__LISTED ENTRIES__:

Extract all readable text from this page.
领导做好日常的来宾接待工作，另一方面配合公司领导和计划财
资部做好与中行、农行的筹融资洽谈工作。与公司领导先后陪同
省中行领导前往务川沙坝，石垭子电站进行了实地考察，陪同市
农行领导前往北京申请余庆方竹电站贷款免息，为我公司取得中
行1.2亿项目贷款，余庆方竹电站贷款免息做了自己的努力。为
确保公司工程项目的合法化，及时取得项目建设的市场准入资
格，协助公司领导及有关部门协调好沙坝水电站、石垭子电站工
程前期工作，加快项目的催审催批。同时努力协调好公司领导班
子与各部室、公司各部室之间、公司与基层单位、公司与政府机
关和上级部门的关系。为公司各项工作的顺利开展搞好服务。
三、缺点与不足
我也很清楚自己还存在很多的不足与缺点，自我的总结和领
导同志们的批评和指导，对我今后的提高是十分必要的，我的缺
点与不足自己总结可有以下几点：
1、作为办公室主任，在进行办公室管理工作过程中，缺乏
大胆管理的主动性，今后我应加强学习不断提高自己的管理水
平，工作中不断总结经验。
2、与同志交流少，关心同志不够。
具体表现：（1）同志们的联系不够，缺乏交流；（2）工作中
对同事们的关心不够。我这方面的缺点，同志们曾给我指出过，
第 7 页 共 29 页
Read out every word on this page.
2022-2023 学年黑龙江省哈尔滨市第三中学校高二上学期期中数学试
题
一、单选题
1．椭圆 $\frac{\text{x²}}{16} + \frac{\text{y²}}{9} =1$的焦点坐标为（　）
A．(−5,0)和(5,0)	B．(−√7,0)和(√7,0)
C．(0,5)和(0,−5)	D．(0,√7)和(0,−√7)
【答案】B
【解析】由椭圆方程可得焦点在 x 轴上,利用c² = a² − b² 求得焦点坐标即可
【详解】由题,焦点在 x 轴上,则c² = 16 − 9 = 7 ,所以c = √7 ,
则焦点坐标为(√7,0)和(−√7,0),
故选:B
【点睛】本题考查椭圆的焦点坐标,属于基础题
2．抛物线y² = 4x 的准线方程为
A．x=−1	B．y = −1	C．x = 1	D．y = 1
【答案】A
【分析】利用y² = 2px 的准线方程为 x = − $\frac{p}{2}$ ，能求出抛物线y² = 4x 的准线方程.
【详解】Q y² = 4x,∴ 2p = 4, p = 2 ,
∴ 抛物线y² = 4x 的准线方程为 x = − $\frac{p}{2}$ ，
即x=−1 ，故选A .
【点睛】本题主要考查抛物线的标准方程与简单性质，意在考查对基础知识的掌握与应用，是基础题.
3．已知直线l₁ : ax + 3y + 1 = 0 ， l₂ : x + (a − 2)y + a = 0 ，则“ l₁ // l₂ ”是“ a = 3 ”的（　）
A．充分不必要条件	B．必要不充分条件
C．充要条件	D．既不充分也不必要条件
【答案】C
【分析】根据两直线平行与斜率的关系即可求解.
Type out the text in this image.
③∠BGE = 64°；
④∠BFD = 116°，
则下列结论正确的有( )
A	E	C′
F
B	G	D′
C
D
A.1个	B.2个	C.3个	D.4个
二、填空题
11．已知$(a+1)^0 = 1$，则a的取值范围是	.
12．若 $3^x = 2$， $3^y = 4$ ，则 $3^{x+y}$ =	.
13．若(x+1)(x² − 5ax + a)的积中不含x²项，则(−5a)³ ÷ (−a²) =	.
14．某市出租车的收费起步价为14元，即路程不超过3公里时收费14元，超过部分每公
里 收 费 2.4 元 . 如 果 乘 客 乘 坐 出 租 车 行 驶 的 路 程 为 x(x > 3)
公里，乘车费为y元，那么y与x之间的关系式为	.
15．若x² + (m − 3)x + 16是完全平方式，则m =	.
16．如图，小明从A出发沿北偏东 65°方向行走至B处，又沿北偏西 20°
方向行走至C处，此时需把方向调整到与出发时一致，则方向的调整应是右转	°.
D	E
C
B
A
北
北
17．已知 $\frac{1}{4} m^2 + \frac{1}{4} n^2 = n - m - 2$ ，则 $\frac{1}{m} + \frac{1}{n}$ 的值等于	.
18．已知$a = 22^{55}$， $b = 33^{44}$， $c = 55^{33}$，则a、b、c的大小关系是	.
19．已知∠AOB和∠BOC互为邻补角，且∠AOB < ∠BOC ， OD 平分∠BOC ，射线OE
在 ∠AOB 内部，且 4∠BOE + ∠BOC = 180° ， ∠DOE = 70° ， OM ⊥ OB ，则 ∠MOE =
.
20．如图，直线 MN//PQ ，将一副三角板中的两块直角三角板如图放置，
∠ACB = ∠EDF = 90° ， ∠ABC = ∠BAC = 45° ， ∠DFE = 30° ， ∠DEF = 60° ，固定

__OBJECTIVE__: Scan the listing above for the word "text" and copy every line that holds it.

__FULL ANSWER__:
Extract all readable text from this page.
1．椭圆 $\frac{\text{x²}}{16} + \frac{\text{y²}}{9} =1$的焦点坐标为（　）
Type out the text in this image.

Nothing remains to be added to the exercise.